Ademas en lo de no dar cuartel al enemigo no se hacia otra cosa que corresponder a la orden de Cáceres, que, seguro de aplastarnos con el mayor número, habia mandado en todos los pueblos de los alrededores que si llegaba algún soldado de Chile, lo mataran a garrotazos si no podían de otra manera, porque la victoria de sus huestes la aseguraba como infalible i deseaba que ningún enemigo escapara «a fín de dar mi escarmiento a los invasores». 

Sin embargo, algunos oficiales tuvieron compasión de ciertos jefes fujitivos i en vez de matarlos al tocar con la espada su cuerpo, la detenían i la levantaban hacia el cielo azul de la esperanza, donde lucia la estrella de la victoria i del perdón.

Entre otros le tocó al subteniente Poblete de la 4.ª compañía del Talca alcanzar a un capitán que huia por las quebradas.

—Señor, esclamó éste, no me mate, estoi rendido.

—Por mi parte, le contestó, te concedo la vida, pero son mis jefes los que decidirán de ella. ¿Quién eres?
—Me llamo Florencio Portugal i soi capitán de artillería.

Poblete tuvo piedad de él i ordenó que tomara adelante el camino de Huamachuco.

En el tránsito le preguntó Portugal:

—¿Ustedes fusilan a los prisioneros?

—Cuando pertenecen a ejércitos regulares, nunca; pero si cuando son montoneros.

—¿Cree usted que seré fusilado?

—No me haga esa pregunta; lo sabrá pronto.

El subteniente Poblete presentó a Portugal al señor Cruz, comandante del Talca, quien le dijo que lo llevase ante el jefe de la división.

Se encontraba el señor Gorostiaga en la Plaza de Armas, montado en su caballo de combate, junto a una acequia i entre los cuerpos ya frios de Osma i de otros jefes peruanos.

Poblete i dos soldados le presentaron al fujitivo.

Portugal saltó la ancha acequia i poniendo una mano en el cuello del caballo del coronel i otra en el anca (lo que visto por Poblete sacó su revólver i apuntó sobre Portugal, teniendo una felonía) le dijo:

—Señor: soi capitán de artilleria; me he batido en Tacna, Chorrillos i Miraflores; tráteme como a buen soldado.

DATOS PROPORCIONADOS
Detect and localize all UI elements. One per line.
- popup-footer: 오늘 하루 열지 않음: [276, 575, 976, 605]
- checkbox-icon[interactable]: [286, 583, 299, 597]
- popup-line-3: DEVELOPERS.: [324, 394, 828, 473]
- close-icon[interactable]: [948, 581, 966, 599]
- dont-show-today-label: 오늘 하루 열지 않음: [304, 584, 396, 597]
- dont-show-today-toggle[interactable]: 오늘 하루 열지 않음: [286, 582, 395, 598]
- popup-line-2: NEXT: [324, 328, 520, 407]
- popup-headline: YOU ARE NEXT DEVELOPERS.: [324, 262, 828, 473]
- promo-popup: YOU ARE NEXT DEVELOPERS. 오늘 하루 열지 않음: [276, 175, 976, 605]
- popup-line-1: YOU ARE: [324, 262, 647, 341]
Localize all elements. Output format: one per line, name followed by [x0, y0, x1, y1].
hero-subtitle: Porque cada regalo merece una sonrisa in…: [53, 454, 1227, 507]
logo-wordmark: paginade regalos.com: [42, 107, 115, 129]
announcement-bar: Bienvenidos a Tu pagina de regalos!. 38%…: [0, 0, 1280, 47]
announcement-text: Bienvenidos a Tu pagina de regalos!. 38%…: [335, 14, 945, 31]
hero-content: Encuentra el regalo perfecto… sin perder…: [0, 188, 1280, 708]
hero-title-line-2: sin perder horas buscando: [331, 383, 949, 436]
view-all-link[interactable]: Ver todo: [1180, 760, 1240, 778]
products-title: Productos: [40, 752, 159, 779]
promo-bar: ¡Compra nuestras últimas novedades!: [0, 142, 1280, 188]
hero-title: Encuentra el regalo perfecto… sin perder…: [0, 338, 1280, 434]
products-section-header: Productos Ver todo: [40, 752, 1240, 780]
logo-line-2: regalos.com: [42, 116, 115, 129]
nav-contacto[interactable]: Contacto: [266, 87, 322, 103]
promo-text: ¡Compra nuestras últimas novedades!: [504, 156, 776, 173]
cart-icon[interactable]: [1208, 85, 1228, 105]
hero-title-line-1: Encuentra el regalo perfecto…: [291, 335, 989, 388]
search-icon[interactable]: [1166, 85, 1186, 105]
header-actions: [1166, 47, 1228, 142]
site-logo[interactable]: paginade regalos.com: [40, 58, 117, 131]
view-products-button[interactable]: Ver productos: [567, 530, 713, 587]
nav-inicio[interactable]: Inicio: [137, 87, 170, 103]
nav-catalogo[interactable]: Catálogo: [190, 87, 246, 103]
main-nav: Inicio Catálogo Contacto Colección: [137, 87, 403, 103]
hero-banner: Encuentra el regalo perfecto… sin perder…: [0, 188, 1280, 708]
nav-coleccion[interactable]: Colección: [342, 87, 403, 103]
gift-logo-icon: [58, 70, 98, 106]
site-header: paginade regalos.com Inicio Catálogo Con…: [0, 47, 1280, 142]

OBJETIVO A
Reproduce literalmente el pasaje del fragmento del texto que va de "En el tránsito" a "cuando son montoneros.", ambos incluidos.
OBJETIVO B
¿Cómo se traduce al inglés esta oración del fragmento del texto: "Poblete tuvo piedad de él i ordenó que tomara adelante el camino de Huamachuco."?
OBJETIVO C
Responde según el fragmento del texto:
(i) ¿Qué cargo dice tener Florencio Portugal?
(ii) ¿A qué compañía pertenece el subteniente Poblete?
(iii) ¿Dónde se encontraba el señor Gorostiaga cuando le presentaron al fugitivo?

SOLUCIÓN A
En el tránsito le preguntó Portugal:

—¿Ustedes fusilan a los prisioneros?

—Cuando pertenecen a ejércitos regulares, nunca; pero si cuando son montoneros.

SOLUCIÓN B
Poblete took pity on him and ordered him to go on ahead along the road to Huamachuco.

SOLUCIÓN C
(i) Capitán de artillería.
(ii) A la 4.ª compañía del Talca.
(iii) En la Plaza de Armas, montado en su caballo de combate, junto a una acequia.